Data records:
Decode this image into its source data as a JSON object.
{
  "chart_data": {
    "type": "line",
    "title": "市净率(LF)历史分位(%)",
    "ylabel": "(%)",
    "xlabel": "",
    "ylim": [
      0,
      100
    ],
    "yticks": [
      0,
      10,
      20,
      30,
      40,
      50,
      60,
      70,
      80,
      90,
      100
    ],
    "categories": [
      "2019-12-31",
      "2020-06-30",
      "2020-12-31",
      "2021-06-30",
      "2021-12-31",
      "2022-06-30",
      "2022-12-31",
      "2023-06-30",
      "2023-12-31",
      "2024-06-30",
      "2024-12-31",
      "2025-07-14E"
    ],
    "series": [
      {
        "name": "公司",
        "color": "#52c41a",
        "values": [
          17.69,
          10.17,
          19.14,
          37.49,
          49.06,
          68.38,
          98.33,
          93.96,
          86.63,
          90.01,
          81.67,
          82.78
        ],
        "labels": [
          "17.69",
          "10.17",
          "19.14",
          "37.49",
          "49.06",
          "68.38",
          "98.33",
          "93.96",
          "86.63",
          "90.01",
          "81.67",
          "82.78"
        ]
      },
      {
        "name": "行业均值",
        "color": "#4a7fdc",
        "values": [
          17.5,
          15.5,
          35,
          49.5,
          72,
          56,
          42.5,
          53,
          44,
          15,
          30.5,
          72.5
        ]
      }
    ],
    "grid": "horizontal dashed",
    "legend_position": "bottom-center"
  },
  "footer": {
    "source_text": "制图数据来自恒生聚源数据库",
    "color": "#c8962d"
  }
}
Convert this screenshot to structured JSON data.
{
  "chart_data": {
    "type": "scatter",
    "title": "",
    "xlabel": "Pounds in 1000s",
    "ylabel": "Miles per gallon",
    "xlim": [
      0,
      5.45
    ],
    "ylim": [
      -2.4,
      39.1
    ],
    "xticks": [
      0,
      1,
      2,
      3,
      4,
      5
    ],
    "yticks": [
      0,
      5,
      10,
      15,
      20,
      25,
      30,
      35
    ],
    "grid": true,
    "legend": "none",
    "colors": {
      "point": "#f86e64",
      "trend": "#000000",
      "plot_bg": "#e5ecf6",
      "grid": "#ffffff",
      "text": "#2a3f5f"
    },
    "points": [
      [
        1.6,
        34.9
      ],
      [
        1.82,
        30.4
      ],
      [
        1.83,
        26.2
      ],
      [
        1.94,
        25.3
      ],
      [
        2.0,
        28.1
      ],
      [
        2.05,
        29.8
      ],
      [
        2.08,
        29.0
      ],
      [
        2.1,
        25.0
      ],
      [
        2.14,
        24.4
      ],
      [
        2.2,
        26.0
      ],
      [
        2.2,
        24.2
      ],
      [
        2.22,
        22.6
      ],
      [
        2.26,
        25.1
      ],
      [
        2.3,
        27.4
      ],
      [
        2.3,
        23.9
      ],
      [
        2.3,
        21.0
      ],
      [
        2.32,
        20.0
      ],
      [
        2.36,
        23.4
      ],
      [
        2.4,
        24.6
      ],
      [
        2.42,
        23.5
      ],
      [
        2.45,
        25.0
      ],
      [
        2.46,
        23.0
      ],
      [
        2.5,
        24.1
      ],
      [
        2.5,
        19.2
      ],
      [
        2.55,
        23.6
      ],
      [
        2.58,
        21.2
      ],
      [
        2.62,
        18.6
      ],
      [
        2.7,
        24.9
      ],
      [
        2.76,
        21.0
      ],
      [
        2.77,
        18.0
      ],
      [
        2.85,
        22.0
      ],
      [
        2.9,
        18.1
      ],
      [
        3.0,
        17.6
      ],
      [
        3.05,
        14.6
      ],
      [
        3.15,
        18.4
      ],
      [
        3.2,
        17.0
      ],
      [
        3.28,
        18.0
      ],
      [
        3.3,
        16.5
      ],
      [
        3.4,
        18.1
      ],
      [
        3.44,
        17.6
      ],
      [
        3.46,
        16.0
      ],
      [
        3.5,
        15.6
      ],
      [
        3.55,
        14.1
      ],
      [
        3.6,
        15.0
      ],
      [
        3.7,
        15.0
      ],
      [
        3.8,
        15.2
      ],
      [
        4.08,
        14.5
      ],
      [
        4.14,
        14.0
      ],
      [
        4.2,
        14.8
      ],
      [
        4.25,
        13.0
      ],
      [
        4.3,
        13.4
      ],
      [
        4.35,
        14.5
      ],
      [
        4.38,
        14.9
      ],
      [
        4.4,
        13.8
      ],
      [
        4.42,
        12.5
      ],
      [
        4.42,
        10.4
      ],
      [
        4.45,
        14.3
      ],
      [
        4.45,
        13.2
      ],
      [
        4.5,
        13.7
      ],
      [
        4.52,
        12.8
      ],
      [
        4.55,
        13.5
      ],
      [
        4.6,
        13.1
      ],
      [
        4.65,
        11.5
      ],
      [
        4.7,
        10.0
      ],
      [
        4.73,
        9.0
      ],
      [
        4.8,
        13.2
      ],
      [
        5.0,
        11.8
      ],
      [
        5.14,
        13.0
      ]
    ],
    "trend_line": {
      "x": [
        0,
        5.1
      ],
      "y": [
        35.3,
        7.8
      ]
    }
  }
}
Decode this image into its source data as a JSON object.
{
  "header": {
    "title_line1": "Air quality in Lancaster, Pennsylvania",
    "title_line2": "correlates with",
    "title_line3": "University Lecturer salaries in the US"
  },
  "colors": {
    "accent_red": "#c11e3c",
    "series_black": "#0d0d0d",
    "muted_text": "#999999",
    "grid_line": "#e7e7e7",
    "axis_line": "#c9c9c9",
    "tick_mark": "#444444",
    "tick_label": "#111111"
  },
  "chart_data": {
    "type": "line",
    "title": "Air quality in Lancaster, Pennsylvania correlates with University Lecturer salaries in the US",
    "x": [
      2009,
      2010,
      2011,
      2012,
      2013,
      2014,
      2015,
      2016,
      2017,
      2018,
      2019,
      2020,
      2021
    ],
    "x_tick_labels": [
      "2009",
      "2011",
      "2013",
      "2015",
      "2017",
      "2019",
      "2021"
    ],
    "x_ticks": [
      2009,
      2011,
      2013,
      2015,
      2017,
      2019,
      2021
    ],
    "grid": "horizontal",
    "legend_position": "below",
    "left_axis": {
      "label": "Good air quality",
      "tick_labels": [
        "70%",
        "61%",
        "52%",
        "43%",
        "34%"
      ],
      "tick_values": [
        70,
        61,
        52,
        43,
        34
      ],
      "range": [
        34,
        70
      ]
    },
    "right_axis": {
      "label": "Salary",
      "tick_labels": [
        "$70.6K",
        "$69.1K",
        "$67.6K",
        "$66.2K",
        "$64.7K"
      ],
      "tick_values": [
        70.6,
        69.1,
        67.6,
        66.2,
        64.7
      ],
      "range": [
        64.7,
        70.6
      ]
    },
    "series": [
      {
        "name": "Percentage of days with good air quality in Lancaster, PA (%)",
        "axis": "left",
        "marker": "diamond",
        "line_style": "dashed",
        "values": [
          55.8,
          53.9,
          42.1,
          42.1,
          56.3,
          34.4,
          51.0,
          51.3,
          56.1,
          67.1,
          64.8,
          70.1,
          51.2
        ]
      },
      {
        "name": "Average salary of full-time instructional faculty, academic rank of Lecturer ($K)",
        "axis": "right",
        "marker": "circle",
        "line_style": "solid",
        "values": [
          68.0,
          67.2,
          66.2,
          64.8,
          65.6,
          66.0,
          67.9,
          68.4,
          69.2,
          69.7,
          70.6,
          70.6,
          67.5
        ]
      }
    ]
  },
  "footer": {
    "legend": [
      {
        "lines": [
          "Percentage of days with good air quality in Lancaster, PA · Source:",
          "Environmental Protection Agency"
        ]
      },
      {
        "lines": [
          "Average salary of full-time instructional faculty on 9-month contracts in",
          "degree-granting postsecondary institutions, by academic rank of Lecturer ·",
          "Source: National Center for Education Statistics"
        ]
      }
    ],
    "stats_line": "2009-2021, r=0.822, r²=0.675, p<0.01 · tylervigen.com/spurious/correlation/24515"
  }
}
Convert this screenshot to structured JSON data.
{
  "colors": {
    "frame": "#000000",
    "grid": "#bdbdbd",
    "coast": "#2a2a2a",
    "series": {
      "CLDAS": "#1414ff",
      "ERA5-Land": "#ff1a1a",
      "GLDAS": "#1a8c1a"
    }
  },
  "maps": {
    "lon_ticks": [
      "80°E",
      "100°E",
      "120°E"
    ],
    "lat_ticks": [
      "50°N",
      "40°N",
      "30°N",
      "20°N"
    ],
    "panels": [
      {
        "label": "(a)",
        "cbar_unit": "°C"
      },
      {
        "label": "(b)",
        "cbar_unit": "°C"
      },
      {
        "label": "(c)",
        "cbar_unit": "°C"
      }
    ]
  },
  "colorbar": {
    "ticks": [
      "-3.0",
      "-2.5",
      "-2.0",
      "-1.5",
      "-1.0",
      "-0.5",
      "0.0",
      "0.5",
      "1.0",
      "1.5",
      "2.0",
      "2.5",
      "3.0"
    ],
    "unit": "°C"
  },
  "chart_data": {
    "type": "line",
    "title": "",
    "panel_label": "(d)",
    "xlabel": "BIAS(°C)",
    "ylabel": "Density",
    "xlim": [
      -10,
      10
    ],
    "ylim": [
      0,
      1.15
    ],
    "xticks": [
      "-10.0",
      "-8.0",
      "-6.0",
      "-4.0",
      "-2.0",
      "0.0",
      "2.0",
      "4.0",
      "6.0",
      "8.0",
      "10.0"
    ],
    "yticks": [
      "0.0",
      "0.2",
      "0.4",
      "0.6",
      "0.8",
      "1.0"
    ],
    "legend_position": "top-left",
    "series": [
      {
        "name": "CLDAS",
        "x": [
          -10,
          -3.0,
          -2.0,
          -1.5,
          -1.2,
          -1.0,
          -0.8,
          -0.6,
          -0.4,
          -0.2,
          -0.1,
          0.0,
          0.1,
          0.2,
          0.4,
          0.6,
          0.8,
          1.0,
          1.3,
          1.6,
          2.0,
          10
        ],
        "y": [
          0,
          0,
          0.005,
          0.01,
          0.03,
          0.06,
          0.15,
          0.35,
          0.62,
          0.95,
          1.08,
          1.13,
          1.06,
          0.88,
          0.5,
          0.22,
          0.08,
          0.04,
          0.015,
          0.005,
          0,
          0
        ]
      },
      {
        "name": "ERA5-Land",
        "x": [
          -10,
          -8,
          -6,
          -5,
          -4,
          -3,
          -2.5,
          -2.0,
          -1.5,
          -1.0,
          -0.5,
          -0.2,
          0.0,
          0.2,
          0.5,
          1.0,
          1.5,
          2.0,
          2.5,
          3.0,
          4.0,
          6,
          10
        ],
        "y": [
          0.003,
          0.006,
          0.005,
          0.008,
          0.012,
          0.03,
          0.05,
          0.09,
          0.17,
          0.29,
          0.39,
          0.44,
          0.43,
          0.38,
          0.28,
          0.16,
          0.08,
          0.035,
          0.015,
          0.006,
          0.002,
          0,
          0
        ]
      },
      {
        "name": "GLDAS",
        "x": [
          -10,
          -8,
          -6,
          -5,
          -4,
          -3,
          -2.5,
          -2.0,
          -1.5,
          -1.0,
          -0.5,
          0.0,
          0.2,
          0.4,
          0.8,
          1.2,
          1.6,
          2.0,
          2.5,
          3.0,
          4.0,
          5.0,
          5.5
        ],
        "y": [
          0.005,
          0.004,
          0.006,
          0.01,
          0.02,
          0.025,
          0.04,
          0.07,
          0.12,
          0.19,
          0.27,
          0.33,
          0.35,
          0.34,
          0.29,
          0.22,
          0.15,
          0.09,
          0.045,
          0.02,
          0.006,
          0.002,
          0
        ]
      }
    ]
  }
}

Exercise directions: Search the lines for the string "Percentage" and copy every line that has it.

Expected answer:
        "name": "Percentage of days with good air quality in Lancaster, PA (%)",
          "Percentage of days with good air quality in Lancaster, PA · Source:",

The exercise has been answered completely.